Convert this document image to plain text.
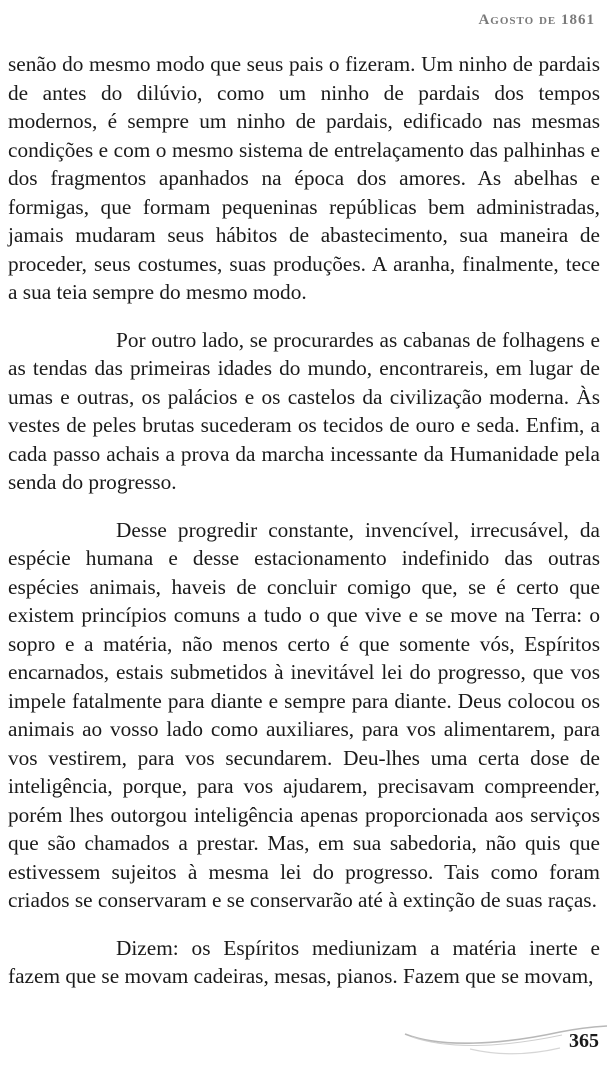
Agosto de 1861

senão do mesmo modo que seus pais o fizeram. Um ninho de pardais de antes do dilúvio, como um ninho de pardais dos tempos modernos, é sempre um ninho de pardais, edificado nas mesmas condições e com o mesmo sistema de entrelaçamento das palhinhas e dos fragmentos apanhados na época dos amores. As abelhas e formigas, que formam pequeninas repúblicas bem administradas, jamais mudaram seus hábitos de abastecimento, sua maneira de proceder, seus costumes, suas produções. A aranha, finalmente, tece a sua teia sempre do mesmo modo.

Por outro lado, se procurardes as cabanas de folhagens e as tendas das primeiras idades do mundo, encontrareis, em lugar de umas e outras, os palácios e os castelos da civilização moderna. Às vestes de peles brutas sucederam os tecidos de ouro e seda. Enfim, a cada passo achais a prova da marcha incessante da Humanidade pela senda do progresso.

Desse progredir constante, invencível, irrecusável, da espécie humana e desse estacionamento indefinido das outras espécies animais, haveis de concluir comigo que, se é certo que existem princípios comuns a tudo o que vive e se move na Terra: o sopro e a matéria, não menos certo é que somente vós, Espíritos encarnados, estais submetidos à inevitável lei do progresso, que vos impele fatalmente para diante e sempre para diante. Deus colocou os animais ao vosso lado como auxiliares, para vos alimentarem, para vos vestirem, para vos secundarem. Deu-lhes uma certa dose de inteligência, porque, para vos ajudarem, precisavam compreender, porém lhes outorgou inteligência apenas proporcionada aos serviços que são chamados a prestar. Mas, em sua sabedoria, não quis que estivessem sujeitos à mesma lei do progresso. Tais como foram criados se conservaram e se conservarão até à extinção de suas raças.

Dizem: os Espíritos mediunizam a matéria inerte e fazem que se movam cadeiras, mesas, pianos. Fazem que se movam,

365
########################################
Exercise prompt
Word for word, quote the full listing, omitting every picture.

Exercise solution
Convert this document image to plain text.
Agosto de 1861

senão do mesmo modo que seus pais o fizeram. Um ninho de pardais de antes do dilúvio, como um ninho de pardais dos tempos modernos, é sempre um ninho de pardais, edificado nas mesmas condições e com o mesmo sistema de entrelaçamento das palhinhas e dos fragmentos apanhados na época dos amores. As abelhas e formigas, que formam pequeninas repúblicas bem administradas, jamais mudaram seus hábitos de abastecimento, sua maneira de proceder, seus costumes, suas produções. A aranha, finalmente, tece a sua teia sempre do mesmo modo.

Por outro lado, se procurardes as cabanas de folhagens e as tendas das primeiras idades do mundo, encontrareis, em lugar de umas e outras, os palácios e os castelos da civilização moderna. Às vestes de peles brutas sucederam os tecidos de ouro e seda. Enfim, a cada passo achais a prova da marcha incessante da Humanidade pela senda do progresso.

Desse progredir constante, invencível, irrecusável, da espécie humana e desse estacionamento indefinido das outras espécies animais, haveis de concluir comigo que, se é certo que existem princípios comuns a tudo o que vive e se move na Terra: o sopro e a matéria, não menos certo é que somente vós, Espíritos encarnados, estais submetidos à inevitável lei do progresso, que vos impele fatalmente para diante e sempre para diante. Deus colocou os animais ao vosso lado como auxiliares, para vos alimentarem, para vos vestirem, para vos secundarem. Deu-lhes uma certa dose de inteligência, porque, para vos ajudarem, precisavam compreender, porém lhes outorgou inteligência apenas proporcionada aos serviços que são chamados a prestar. Mas, em sua sabedoria, não quis que estivessem sujeitos à mesma lei do progresso. Tais como foram criados se conservaram e se conservarão até à extinção de suas raças.

Dizem: os Espíritos mediunizam a matéria inerte e fazem que se movam cadeiras, mesas, pianos. Fazem que se movam,

365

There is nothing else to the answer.